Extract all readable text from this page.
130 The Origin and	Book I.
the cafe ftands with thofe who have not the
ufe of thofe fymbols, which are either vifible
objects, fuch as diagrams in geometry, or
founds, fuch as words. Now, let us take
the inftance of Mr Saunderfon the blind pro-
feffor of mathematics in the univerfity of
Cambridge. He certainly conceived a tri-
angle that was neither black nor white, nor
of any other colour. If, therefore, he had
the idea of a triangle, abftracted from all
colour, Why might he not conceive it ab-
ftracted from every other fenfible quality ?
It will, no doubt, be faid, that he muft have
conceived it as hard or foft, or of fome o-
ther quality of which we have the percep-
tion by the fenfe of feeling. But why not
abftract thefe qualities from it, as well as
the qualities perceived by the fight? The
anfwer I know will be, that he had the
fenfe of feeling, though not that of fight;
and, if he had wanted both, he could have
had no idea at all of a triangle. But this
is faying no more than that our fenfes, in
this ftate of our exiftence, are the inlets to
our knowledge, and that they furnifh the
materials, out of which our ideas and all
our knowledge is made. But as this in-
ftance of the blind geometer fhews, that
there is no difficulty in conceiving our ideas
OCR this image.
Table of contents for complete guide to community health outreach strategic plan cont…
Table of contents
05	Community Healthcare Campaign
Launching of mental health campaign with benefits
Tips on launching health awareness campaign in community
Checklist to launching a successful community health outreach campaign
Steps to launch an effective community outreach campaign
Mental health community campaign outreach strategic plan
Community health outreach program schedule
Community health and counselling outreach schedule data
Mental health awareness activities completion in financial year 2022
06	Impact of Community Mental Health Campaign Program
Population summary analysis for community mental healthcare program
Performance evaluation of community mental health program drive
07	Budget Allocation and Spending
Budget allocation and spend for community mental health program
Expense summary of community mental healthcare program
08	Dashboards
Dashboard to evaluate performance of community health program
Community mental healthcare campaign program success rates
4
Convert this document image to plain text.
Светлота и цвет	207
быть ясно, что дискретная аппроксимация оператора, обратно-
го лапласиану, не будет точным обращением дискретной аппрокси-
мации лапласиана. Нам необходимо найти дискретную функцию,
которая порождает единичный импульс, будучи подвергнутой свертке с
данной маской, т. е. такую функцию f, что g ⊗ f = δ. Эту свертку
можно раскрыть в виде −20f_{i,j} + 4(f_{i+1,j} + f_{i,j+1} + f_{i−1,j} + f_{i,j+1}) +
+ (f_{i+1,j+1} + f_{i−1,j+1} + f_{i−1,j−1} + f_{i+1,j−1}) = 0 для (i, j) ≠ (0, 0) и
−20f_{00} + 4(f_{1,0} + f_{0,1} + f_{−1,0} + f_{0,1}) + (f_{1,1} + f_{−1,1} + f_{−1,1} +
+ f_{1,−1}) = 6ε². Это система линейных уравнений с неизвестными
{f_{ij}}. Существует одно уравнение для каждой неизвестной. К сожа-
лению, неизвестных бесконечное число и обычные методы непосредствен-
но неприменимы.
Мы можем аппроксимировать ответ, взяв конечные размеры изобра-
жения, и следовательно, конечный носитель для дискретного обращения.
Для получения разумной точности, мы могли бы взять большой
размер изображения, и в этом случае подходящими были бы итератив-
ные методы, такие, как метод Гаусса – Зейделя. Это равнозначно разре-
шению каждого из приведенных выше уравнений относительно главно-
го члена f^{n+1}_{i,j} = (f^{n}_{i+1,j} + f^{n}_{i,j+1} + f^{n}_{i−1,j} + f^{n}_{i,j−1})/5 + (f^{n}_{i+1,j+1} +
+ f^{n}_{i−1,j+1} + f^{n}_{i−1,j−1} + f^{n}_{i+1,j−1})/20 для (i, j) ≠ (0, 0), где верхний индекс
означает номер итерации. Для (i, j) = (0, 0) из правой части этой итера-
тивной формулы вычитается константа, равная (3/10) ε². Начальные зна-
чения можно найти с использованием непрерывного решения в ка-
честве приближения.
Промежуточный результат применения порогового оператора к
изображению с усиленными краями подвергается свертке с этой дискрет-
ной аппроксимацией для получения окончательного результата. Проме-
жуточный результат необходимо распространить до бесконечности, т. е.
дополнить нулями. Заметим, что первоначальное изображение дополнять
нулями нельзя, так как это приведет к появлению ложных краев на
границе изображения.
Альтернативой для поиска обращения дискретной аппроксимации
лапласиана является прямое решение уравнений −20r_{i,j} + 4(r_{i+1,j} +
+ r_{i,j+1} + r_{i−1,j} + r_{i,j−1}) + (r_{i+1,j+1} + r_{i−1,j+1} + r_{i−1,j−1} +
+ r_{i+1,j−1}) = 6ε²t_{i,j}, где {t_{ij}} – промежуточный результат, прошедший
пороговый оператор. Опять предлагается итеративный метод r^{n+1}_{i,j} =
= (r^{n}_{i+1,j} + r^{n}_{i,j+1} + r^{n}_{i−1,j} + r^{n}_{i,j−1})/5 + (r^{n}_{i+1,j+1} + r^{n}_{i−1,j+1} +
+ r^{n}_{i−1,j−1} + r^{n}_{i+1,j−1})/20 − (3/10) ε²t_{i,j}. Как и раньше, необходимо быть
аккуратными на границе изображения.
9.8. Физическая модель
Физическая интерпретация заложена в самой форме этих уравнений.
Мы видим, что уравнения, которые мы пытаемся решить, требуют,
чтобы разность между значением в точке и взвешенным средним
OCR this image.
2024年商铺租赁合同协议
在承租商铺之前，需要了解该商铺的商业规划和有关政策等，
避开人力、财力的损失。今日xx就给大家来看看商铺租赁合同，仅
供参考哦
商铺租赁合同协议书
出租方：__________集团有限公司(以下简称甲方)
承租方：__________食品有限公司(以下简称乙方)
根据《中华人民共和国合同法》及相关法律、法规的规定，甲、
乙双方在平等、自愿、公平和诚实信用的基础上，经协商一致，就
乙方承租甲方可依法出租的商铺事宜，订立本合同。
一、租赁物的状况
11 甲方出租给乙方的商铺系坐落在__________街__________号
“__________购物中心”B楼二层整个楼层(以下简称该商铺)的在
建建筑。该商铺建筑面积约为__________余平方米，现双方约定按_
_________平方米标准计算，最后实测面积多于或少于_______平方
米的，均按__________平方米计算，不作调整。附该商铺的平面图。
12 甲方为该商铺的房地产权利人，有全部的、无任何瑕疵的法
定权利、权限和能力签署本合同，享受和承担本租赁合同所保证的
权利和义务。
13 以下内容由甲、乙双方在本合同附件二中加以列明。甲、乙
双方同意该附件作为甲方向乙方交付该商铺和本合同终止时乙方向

· · ·

[Problem details] Extract all of the data exactly as written.

[Completed task]
Extract all readable text from this page.
130 The Origin and	Book I.
the cafe ftands with thofe who have not the
ufe of thofe fymbols, which are either vifible
objects, fuch as diagrams in geometry, or
founds, fuch as words. Now, let us take
the inftance of Mr Saunderfon the blind pro-
feffor of mathematics in the univerfity of
Cambridge. He certainly conceived a tri-
angle that was neither black nor white, nor
of any other colour. If, therefore, he had
the idea of a triangle, abftracted from all
colour, Why might he not conceive it ab-
ftracted from every other fenfible quality ?
It will, no doubt, be faid, that he muft have
conceived it as hard or foft, or of fome o-
ther quality of which we have the percep-
tion by the fenfe of feeling. But why not
abftract thefe qualities from it, as well as
the qualities perceived by the fight? The
anfwer I know will be, that he had the
fenfe of feeling, though not that of fight;
and, if he had wanted both, he could have
had no idea at all of a triangle. But this
is faying no more than that our fenfes, in
this ftate of our exiftence, are the inlets to
our knowledge, and that they furnifh the
materials, out of which our ideas and all
our knowledge is made. But as this in-
ftance of the blind geometer fhews, that
there is no difficulty in conceiving our ideas
OCR this image.
Table of contents for complete guide to community health outreach strategic plan cont…
Table of contents
05	Community Healthcare Campaign
Launching of mental health campaign with benefits
Tips on launching health awareness campaign in community
Checklist to launching a successful community health outreach campaign
Steps to launch an effective community outreach campaign
Mental health community campaign outreach strategic plan
Community health outreach program schedule
Community health and counselling outreach schedule data
Mental health awareness activities completion in financial year 2022
06	Impact of Community Mental Health Campaign Program
Population summary analysis for community mental healthcare program
Performance evaluation of community mental health program drive
07	Budget Allocation and Spending
Budget allocation and spend for community mental health program
Expense summary of community mental healthcare program
08	Dashboards
Dashboard to evaluate performance of community health program
Community mental healthcare campaign program success rates
4
Convert this document image to plain text.
Светлота и цвет	207
быть ясно, что дискретная аппроксимация оператора, обратно-
го лапласиану, не будет точным обращением дискретной аппрокси-
мации лапласиана. Нам необходимо найти дискретную функцию,
которая порождает единичный импульс, будучи подвергнутой свертке с
данной маской, т. е. такую функцию f, что g ⊗ f = δ. Эту свертку
можно раскрыть в виде −20f_{i,j} + 4(f_{i+1,j} + f_{i,j+1} + f_{i−1,j} + f_{i,j+1}) +
+ (f_{i+1,j+1} + f_{i−1,j+1} + f_{i−1,j−1} + f_{i+1,j−1}) = 0 для (i, j) ≠ (0, 0) и
−20f_{00} + 4(f_{1,0} + f_{0,1} + f_{−1,0} + f_{0,1}) + (f_{1,1} + f_{−1,1} + f_{−1,1} +
+ f_{1,−1}) = 6ε². Это система линейных уравнений с неизвестными
{f_{ij}}. Существует одно уравнение для каждой неизвестной. К сожа-
лению, неизвестных бесконечное число и обычные методы непосредствен-
но неприменимы.
Мы можем аппроксимировать ответ, взяв конечные размеры изобра-
жения, и следовательно, конечный носитель для дискретного обращения.
Для получения разумной точности, мы могли бы взять большой
размер изображения, и в этом случае подходящими были бы итератив-
ные методы, такие, как метод Гаусса – Зейделя. Это равнозначно разре-
шению каждого из приведенных выше уравнений относительно главно-
го члена f^{n+1}_{i,j} = (f^{n}_{i+1,j} + f^{n}_{i,j+1} + f^{n}_{i−1,j} + f^{n}_{i,j−1})/5 + (f^{n}_{i+1,j+1} +
+ f^{n}_{i−1,j+1} + f^{n}_{i−1,j−1} + f^{n}_{i+1,j−1})/20 для (i, j) ≠ (0, 0), где верхний индекс
означает номер итерации. Для (i, j) = (0, 0) из правой части этой итера-
тивной формулы вычитается константа, равная (3/10) ε². Начальные зна-
чения можно найти с использованием непрерывного решения в ка-
честве приближения.
Промежуточный результат применения порогового оператора к
изображению с усиленными краями подвергается свертке с этой дискрет-
ной аппроксимацией для получения окончательного результата. Проме-
жуточный результат необходимо распространить до бесконечности, т. е.
дополнить нулями. Заметим, что первоначальное изображение дополнять
нулями нельзя, так как это приведет к появлению ложных краев на
границе изображения.
Альтернативой для поиска обращения дискретной аппроксимации
лапласиана является прямое решение уравнений −20r_{i,j} + 4(r_{i+1,j} +
+ r_{i,j+1} + r_{i−1,j} + r_{i,j−1}) + (r_{i+1,j+1} + r_{i−1,j+1} + r_{i−1,j−1} +
+ r_{i+1,j−1}) = 6ε²t_{i,j}, где {t_{ij}} – промежуточный результат, прошедший
пороговый оператор. Опять предлагается итеративный метод r^{n+1}_{i,j} =
= (r^{n}_{i+1,j} + r^{n}_{i,j+1} + r^{n}_{i−1,j} + r^{n}_{i,j−1})/5 + (r^{n}_{i+1,j+1} + r^{n}_{i−1,j+1} +
+ r^{n}_{i−1,j−1} + r^{n}_{i+1,j−1})/20 − (3/10) ε²t_{i,j}. Как и раньше, необходимо быть
аккуратными на границе изображения.
9.8. Физическая модель
Физическая интерпретация заложена в самой форме этих уравнений.
Мы видим, что уравнения, которые мы пытаемся решить, требуют,
чтобы разность между значением в точке и взвешенным средним
OCR this image.
2024年商铺租赁合同协议
在承租商铺之前，需要了解该商铺的商业规划和有关政策等，
避开人力、财力的损失。今日xx就给大家来看看商铺租赁合同，仅
供参考哦
商铺租赁合同协议书
出租方：__________集团有限公司(以下简称甲方)
承租方：__________食品有限公司(以下简称乙方)
根据《中华人民共和国合同法》及相关法律、法规的规定，甲、
乙双方在平等、自愿、公平和诚实信用的基础上，经协商一致，就
乙方承租甲方可依法出租的商铺事宜，订立本合同。
一、租赁物的状况
11 甲方出租给乙方的商铺系坐落在__________街__________号
“__________购物中心”B楼二层整个楼层(以下简称该商铺)的在
建建筑。该商铺建筑面积约为__________余平方米，现双方约定按_
_________平方米标准计算，最后实测面积多于或少于_______平方
米的，均按__________平方米计算，不作调整。附该商铺的平面图。
12 甲方为该商铺的房地产权利人，有全部的、无任何瑕疵的法
定权利、权限和能力签署本合同，享受和承担本租赁合同所保证的
权利和义务。
13 以下内容由甲、乙双方在本合同附件二中加以列明。甲、乙
双方同意该附件作为甲方向乙方交付该商铺和本合同终止时乙方向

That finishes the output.